EXERCISE OBJECTIVE: Search the material below for the string "name" and extract each line that has it.

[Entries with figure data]
--*--

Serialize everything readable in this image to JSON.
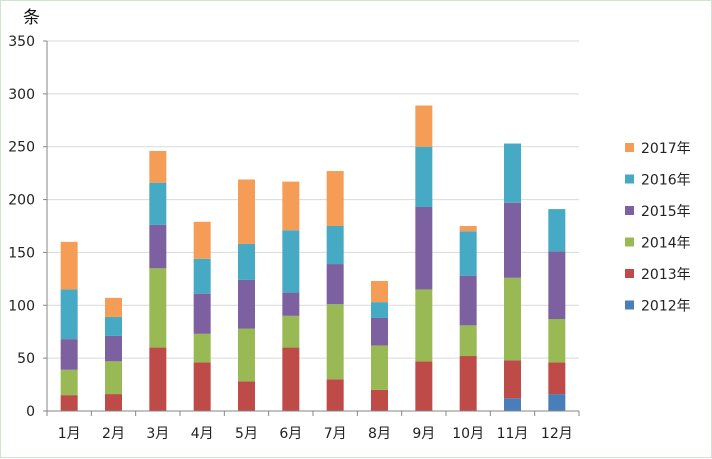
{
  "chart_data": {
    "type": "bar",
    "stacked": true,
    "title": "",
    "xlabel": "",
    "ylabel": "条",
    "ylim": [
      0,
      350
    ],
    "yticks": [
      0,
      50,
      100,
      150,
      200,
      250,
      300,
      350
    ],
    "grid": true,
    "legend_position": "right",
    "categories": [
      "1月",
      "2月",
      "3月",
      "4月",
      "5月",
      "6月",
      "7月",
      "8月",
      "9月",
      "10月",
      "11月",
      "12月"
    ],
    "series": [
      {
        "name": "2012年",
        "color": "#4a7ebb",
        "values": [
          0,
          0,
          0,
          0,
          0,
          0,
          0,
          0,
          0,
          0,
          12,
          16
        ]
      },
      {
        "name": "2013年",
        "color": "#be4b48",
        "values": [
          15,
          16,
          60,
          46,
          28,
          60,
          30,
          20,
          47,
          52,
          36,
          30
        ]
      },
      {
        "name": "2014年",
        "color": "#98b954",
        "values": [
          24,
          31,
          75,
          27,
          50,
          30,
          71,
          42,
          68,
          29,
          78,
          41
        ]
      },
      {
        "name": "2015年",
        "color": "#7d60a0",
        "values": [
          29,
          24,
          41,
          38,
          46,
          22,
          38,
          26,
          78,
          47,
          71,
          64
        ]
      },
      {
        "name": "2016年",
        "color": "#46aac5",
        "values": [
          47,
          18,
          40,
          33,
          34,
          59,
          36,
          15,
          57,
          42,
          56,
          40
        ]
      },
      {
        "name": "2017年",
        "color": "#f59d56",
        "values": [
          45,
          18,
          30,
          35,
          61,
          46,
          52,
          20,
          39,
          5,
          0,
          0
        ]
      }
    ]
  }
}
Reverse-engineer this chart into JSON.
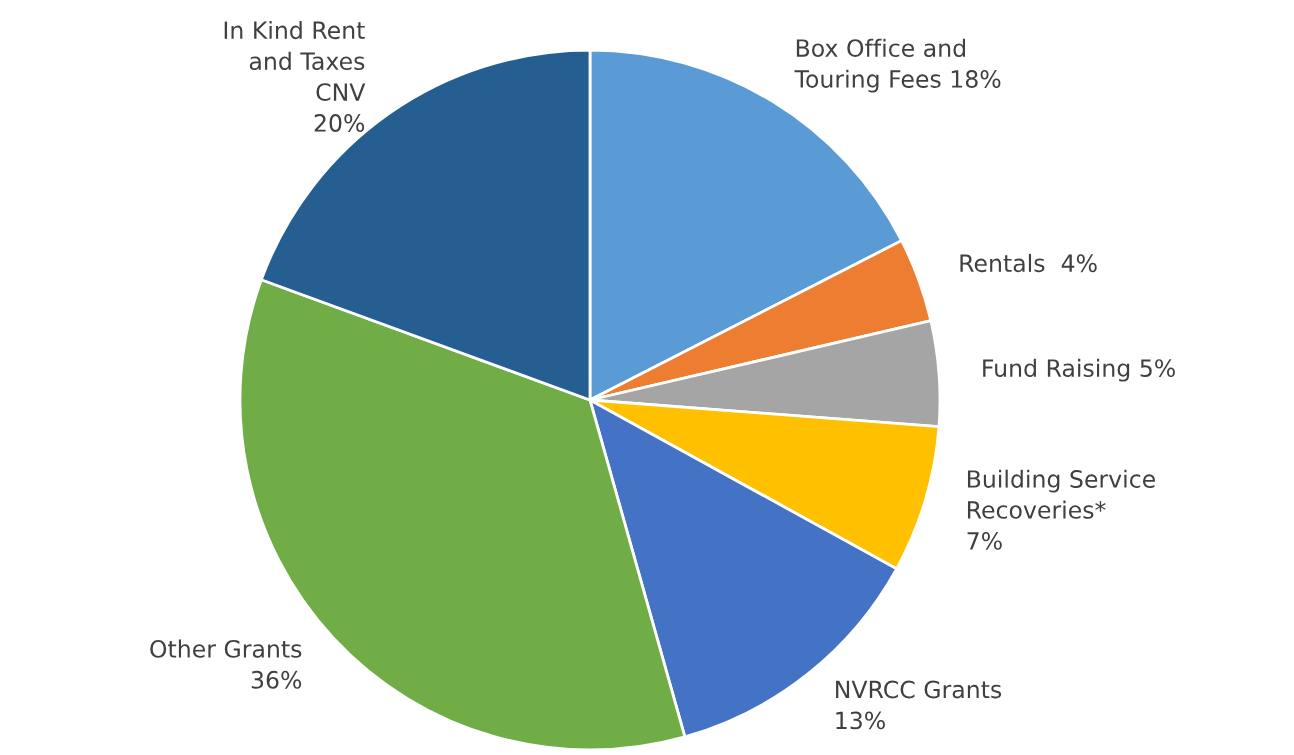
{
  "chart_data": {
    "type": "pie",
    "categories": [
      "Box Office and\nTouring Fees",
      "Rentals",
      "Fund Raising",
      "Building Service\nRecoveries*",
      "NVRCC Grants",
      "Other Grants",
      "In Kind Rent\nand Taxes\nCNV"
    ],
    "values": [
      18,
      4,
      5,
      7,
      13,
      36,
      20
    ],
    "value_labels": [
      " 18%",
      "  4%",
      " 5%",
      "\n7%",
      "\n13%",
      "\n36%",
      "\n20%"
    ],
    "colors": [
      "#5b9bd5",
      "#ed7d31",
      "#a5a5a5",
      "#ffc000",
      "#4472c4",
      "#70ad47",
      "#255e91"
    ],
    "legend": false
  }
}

--*--

THE OUTPUT:
        "name": "2012年",
        "name": "2013年",
        "name": "2014年",
        "name": "2015年",
        "name": "2016年",
        "name": "2017年",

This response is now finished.